WHAT NEEDS TO BE DONE →
Send back the entries below exactly as they appear.

INFORMATION SHOWN →

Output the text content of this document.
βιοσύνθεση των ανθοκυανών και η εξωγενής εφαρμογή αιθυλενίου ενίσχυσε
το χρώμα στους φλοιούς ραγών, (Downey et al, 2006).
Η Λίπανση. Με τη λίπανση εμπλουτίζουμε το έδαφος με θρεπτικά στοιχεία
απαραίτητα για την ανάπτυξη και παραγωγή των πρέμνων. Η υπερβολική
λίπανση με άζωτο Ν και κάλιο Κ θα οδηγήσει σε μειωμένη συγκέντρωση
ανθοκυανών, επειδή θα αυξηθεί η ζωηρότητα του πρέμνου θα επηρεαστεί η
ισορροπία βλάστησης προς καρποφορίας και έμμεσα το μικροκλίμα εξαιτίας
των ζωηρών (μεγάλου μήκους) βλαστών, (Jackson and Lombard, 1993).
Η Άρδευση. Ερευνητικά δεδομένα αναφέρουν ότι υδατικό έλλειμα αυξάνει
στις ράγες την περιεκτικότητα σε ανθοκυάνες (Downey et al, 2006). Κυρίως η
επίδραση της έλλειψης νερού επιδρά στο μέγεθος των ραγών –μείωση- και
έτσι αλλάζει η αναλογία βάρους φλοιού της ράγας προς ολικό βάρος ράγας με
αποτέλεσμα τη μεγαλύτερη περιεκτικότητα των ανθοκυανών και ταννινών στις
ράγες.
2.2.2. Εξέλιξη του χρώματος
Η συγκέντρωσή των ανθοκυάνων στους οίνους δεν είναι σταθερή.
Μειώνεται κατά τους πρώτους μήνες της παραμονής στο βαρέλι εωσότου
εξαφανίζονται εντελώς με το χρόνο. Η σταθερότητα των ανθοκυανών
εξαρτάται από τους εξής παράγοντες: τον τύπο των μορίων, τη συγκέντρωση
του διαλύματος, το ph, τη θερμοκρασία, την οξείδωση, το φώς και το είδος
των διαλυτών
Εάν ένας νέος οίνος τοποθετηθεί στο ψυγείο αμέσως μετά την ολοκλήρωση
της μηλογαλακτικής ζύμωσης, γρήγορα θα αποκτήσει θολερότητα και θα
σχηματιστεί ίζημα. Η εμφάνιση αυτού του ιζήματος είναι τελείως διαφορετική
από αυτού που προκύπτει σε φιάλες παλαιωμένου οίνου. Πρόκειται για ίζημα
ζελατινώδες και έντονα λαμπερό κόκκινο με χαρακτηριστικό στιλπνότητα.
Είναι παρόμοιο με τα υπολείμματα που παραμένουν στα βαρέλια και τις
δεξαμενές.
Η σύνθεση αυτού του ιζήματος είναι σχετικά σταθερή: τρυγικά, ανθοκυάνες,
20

EXPECTED OUTPUT →
Output the text content of this document.
βιοσύνθεση των ανθοκυανών και η εξωγενής εφαρμογή αιθυλενίου ενίσχυσε
το χρώμα στους φλοιούς ραγών, (Downey et al, 2006).
Η Λίπανση. Με τη λίπανση εμπλουτίζουμε το έδαφος με θρεπτικά στοιχεία
απαραίτητα για την ανάπτυξη και παραγωγή των πρέμνων. Η υπερβολική
λίπανση με άζωτο Ν και κάλιο Κ θα οδηγήσει σε μειωμένη συγκέντρωση
ανθοκυανών, επειδή θα αυξηθεί η ζωηρότητα του πρέμνου θα επηρεαστεί η
ισορροπία βλάστησης προς καρποφορίας και έμμεσα το μικροκλίμα εξαιτίας
των ζωηρών (μεγάλου μήκους) βλαστών, (Jackson and Lombard, 1993).
Η Άρδευση. Ερευνητικά δεδομένα αναφέρουν ότι υδατικό έλλειμα αυξάνει
στις ράγες την περιεκτικότητα σε ανθοκυάνες (Downey et al, 2006). Κυρίως η
επίδραση της έλλειψης νερού επιδρά στο μέγεθος των ραγών –μείωση- και
έτσι αλλάζει η αναλογία βάρους φλοιού της ράγας προς ολικό βάρος ράγας με
αποτέλεσμα τη μεγαλύτερη περιεκτικότητα των ανθοκυανών και ταννινών στις
ράγες.
2.2.2. Εξέλιξη του χρώματος
Η συγκέντρωσή των ανθοκυάνων στους οίνους δεν είναι σταθερή.
Μειώνεται κατά τους πρώτους μήνες της παραμονής στο βαρέλι εωσότου
εξαφανίζονται εντελώς με το χρόνο. Η σταθερότητα των ανθοκυανών
εξαρτάται από τους εξής παράγοντες: τον τύπο των μορίων, τη συγκέντρωση
του διαλύματος, το ph, τη θερμοκρασία, την οξείδωση, το φώς και το είδος
των διαλυτών
Εάν ένας νέος οίνος τοποθετηθεί στο ψυγείο αμέσως μετά την ολοκλήρωση
της μηλογαλακτικής ζύμωσης, γρήγορα θα αποκτήσει θολερότητα και θα
σχηματιστεί ίζημα. Η εμφάνιση αυτού του ιζήματος είναι τελείως διαφορετική
από αυτού που προκύπτει σε φιάλες παλαιωμένου οίνου. Πρόκειται για ίζημα
ζελατινώδες και έντονα λαμπερό κόκκινο με χαρακτηριστικό στιλπνότητα.
Είναι παρόμοιο με τα υπολείμματα που παραμένουν στα βαρέλια και τις
δεξαμενές.
Η σύνθεση αυτού του ιζήματος είναι σχετικά σταθερή: τρυγικά, ανθοκυάνες,
20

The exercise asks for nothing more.